__YOUR OBJECTIVE__
Arrange all of the lines below as a JSON list of strings, with one string for each line and any blank lines left out.

[Annotated region listings]

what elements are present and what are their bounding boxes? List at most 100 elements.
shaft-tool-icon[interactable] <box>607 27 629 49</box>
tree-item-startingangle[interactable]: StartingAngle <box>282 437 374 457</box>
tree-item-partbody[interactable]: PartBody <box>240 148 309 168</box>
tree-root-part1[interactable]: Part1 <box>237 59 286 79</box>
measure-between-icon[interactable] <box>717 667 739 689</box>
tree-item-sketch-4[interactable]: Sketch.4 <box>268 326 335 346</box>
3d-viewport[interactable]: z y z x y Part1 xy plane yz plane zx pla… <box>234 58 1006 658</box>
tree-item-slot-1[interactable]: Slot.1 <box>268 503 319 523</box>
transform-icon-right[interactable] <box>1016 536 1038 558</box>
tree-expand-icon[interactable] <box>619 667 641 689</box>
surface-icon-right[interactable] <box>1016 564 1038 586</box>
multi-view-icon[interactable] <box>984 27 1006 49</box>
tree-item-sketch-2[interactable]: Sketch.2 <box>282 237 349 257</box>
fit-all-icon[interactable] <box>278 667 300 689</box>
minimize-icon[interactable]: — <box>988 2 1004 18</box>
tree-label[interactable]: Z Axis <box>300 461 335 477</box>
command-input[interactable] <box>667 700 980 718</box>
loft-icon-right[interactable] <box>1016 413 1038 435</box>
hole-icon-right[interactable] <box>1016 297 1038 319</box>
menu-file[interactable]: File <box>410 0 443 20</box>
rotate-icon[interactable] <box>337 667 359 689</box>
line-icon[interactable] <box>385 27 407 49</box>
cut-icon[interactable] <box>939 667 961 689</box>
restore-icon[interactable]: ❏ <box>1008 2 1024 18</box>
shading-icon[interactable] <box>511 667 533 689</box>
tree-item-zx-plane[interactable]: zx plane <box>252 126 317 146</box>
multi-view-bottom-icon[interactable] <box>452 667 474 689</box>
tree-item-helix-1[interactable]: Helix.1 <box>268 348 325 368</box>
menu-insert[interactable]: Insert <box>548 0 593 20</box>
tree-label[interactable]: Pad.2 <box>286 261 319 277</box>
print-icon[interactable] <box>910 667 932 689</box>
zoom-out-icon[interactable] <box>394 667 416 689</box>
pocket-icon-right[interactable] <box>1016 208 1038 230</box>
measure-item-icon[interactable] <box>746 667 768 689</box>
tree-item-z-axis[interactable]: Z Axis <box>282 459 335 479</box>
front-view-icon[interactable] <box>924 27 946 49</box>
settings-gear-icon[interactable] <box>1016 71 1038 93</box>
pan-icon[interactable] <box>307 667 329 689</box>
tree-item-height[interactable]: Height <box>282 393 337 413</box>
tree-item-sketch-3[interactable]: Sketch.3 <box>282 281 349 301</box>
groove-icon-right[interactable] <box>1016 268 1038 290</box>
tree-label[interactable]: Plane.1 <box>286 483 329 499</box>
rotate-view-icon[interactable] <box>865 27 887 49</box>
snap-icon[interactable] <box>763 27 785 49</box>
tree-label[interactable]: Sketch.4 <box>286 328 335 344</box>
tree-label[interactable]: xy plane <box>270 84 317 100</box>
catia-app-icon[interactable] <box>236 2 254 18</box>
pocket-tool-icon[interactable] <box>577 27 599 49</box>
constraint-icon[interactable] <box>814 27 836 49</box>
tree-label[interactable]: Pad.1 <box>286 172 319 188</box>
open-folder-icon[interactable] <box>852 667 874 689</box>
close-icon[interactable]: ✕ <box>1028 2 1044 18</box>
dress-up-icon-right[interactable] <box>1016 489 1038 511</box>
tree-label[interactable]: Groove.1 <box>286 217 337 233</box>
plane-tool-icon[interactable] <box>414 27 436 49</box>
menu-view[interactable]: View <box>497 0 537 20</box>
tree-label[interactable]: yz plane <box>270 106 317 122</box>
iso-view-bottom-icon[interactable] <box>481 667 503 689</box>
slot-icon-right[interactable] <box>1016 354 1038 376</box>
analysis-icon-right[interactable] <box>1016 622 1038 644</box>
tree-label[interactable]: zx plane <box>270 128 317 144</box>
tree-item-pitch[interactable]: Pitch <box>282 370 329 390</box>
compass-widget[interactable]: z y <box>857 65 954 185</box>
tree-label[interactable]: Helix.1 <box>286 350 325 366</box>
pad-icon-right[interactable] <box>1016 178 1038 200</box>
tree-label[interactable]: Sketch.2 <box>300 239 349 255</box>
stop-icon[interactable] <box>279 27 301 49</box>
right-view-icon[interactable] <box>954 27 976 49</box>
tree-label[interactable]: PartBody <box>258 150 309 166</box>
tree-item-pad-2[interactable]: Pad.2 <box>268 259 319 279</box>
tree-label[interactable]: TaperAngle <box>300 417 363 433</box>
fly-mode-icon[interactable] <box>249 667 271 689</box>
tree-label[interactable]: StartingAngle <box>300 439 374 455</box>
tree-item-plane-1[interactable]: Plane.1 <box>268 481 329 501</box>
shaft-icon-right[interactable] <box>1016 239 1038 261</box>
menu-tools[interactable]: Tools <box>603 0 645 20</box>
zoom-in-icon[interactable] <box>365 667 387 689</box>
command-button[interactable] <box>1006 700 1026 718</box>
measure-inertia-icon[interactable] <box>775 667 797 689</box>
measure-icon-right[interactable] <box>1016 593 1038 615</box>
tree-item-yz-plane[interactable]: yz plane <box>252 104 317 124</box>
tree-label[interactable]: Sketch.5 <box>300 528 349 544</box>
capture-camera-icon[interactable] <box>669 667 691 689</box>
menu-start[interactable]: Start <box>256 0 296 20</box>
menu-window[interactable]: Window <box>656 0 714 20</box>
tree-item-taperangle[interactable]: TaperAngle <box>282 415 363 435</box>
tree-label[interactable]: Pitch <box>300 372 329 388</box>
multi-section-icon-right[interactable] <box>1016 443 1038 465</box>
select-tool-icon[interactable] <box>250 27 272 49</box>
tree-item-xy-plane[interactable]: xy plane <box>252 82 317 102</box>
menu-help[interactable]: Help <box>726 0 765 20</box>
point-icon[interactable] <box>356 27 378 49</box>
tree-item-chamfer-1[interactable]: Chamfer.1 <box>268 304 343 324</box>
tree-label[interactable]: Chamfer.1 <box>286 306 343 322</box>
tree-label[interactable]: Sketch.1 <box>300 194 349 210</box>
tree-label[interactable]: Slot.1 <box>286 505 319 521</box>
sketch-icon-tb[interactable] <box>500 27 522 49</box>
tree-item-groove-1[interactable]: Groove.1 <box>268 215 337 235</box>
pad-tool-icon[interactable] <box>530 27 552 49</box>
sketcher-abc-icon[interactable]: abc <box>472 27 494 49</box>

__WRITTEN SOLUTION__
[
  "what elements are present and what are their bounding boxes? List at most 100 elements.",
  "shaft-tool-icon[interactable] <box>607 27 629 49</box>",
  "tree-item-startingangle[interactable]: StartingAngle <box>282 437 374 457</box>",
  "tree-item-partbody[interactable]: PartBody <box>240 148 309 168</box>",
  "tree-root-part1[interactable]: Part1 <box>237 59 286 79</box>",
  "measure-between-icon[interactable] <box>717 667 739 689</box>",
  "tree-item-sketch-4[interactable]: Sketch.4 <box>268 326 335 346</box>",
  "3d-viewport[interactable]: z y z x y Part1 xy plane yz plane zx pla… <box>234 58 1006 658</box>",
  "tree-item-slot-1[interactable]: Slot.1 <box>268 503 319 523</box>",
  "transform-icon-right[interactable] <box>1016 536 1038 558</box>",
  "tree-expand-icon[interactable] <box>619 667 641 689</box>",
  "surface-icon-right[interactable] <box>1016 564 1038 586</box>",
  "multi-view-icon[interactable] <box>984 27 1006 49</box>",
  "tree-item-sketch-2[interactable]: Sketch.2 <box>282 237 349 257</box>",
  "fit-all-icon[interactable] <box>278 667 300 689</box>",
  "minimize-icon[interactable]: — <box>988 2 1004 18</box>",
  "tree-label[interactable]: Z Axis <box>300 461 335 477</box>",
  "command-input[interactable] <box>667 700 980 718</box>",
  "loft-icon-right[interactable] <box>1016 413 1038 435</box>",
  "hole-icon-right[interactable] <box>1016 297 1038 319</box>",
  "menu-file[interactable]: File <box>410 0 443 20</box>",
  "rotate-icon[interactable] <box>337 667 359 689</box>",
  "line-icon[interactable] <box>385 27 407 49</box>",
  "cut-icon[interactable] <box>939 667 961 689</box>",
  "restore-icon[interactable]: ❏ <box>1008 2 1024 18</box>",
  "shading-icon[interactable] <box>511 667 533 689</box>",
  "tree-item-zx-plane[interactable]: zx plane <box>252 126 317 146</box>",
  "multi-view-bottom-icon[interactable] <box>452 667 474 689</box>",
  "tree-item-helix-1[interactable]: Helix.1 <box>268 348 325 368</box>",
  "menu-insert[interactable]: Insert <box>548 0 593 20</box>",
  "tree-label[interactable]: Pad.2 <box>286 261 319 277</box>",
  "print-icon[interactable] <box>910 667 932 689</box>",
  "zoom-out-icon[interactable] <box>394 667 416 689</box>",
  "pocket-icon-right[interactable] <box>1016 208 1038 230</box>",
  "measure-item-icon[interactable] <box>746 667 768 689</box>",
  "tree-item-z-axis[interactable]: Z Axis <box>282 459 335 479</box>",
  "front-view-icon[interactable] <box>924 27 946 49</box>",
  "settings-gear-icon[interactable] <box>1016 71 1038 93</box>",
  "pan-icon[interactable] <box>307 667 329 689</box>",
  "tree-item-height[interactable]: Height <box>282 393 337 413</box>",
  "tree-item-sketch-3[interactable]: Sketch.3 <box>282 281 349 301</box>",
  "groove-icon-right[interactable] <box>1016 268 1038 290</box>",
  "tree-label[interactable]: Plane.1 <box>286 483 329 499</box>",
  "rotate-view-icon[interactable] <box>865 27 887 49</box>",
  "snap-icon[interactable] <box>763 27 785 49</box>",
  "tree-label[interactable]: Sketch.4 <box>286 328 335 344</box>",
  "tree-label[interactable]: xy plane <box>270 84 317 100</box>",
  "catia-app-icon[interactable] <box>236 2 254 18</box>",
  "pocket-tool-icon[interactable] <box>577 27 599 49</box>",
  "constraint-icon[interactable] <box>814 27 836 49</box>",
  "tree-label[interactable]: Pad.1 <box>286 172 319 188</box>",
  "open-folder-icon[interactable] <box>852 667 874 689</box>",
  "close-icon[interactable]: ✕ <box>1028 2 1044 18</box>",
  "dress-up-icon-right[interactable] <box>1016 489 1038 511</box>",
  "tree-label[interactable]: Groove.1 <box>286 217 337 233</box>",
  "plane-tool-icon[interactable] <box>414 27 436 49</box>",
  "menu-view[interactable]: View <box>497 0 537 20</box>",
  "tree-label[interactable]: yz plane <box>270 106 317 122</box>",
  "iso-view-bottom-icon[interactable] <box>481 667 503 689</box>",
  "slot-icon-right[interactable] <box>1016 354 1038 376</box>",
  "analysis-icon-right[interactable] <box>1016 622 1038 644</box>",
  "tree-label[interactable]: zx plane <box>270 128 317 144</box>",
  "tree-item-pitch[interactable]: Pitch <box>282 370 329 390</box>",
  "compass-widget[interactable]: z y <box>857 65 954 185</box>",
  "tree-label[interactable]: Helix.1 <box>286 350 325 366</box>",
  "pad-icon-right[interactable] <box>1016 178 1038 200</box>",
  "tree-label[interactable]: Sketch.2 <box>300 239 349 255</box>",
  "stop-icon[interactable] <box>279 27 301 49</box>",
  "right-view-icon[interactable] <box>954 27 976 49</box>",
  "tree-label[interactable]: PartBody <box>258 150 309 166</box>",
  "tree-item-pad-2[interactable]: Pad.2 <box>268 259 319 279</box>",
  "tree-label[interactable]: TaperAngle <box>300 417 363 433</box>",
  "fly-mode-icon[interactable] <box>249 667 271 689</box>",
  "tree-label[interactable]: StartingAngle <box>300 439 374 455</box>",
  "tree-item-plane-1[interactable]: Plane.1 <box>268 481 329 501</box>",
  "shaft-icon-right[interactable] <box>1016 239 1038 261</box>",
  "menu-tools[interactable]: Tools <box>603 0 645 20</box>",
  "zoom-in-icon[interactable] <box>365 667 387 689</box>",
  "command-button[interactable] <box>1006 700 1026 718</box>",
  "measure-inertia-icon[interactable] <box>775 667 797 689</box>",
  "measure-icon-right[interactable] <box>1016 593 1038 615</box>",
  "tree-item-yz-plane[interactable]: yz plane <box>252 104 317 124</box>",
  "tree-label[interactable]: Sketch.5 <box>300 528 349 544</box>",
  "capture-camera-icon[interactable] <box>669 667 691 689</box>",
  "menu-start[interactable]: Start <box>256 0 296 20</box>",
  "menu-window[interactable]: Window <box>656 0 714 20</box>",
  "tree-item-taperangle[interactable]: TaperAngle <box>282 415 363 435</box>",
  "tree-label[interactable]: Pitch <box>300 372 329 388</box>",
  "multi-section-icon-right[interactable] <box>1016 443 1038 465</box>",
  "select-tool-icon[interactable] <box>250 27 272 49</box>",
  "tree-item-xy-plane[interactable]: xy plane <box>252 82 317 102</box>",
  "menu-help[interactable]: Help <box>726 0 765 20</box>",
  "point-icon[interactable] <box>356 27 378 49</box>",
  "tree-item-chamfer-1[interactable]: Chamfer.1 <box>268 304 343 324</box>",
  "tree-label[interactable]: Chamfer.1 <box>286 306 343 322</box>",
  "tree-label[interactable]: Sketch.1 <box>300 194 349 210</box>",
  "tree-label[interactable]: Slot.1 <box>286 505 319 521</box>",
  "sketch-icon-tb[interactable] <box>500 27 522 49</box>",
  "tree-item-groove-1[interactable]: Groove.1 <box>268 215 337 235</box>",
  "pad-tool-icon[interactable] <box>530 27 552 49</box>",
  "sketcher-abc-icon[interactable]: abc <box>472 27 494 49</box>"
]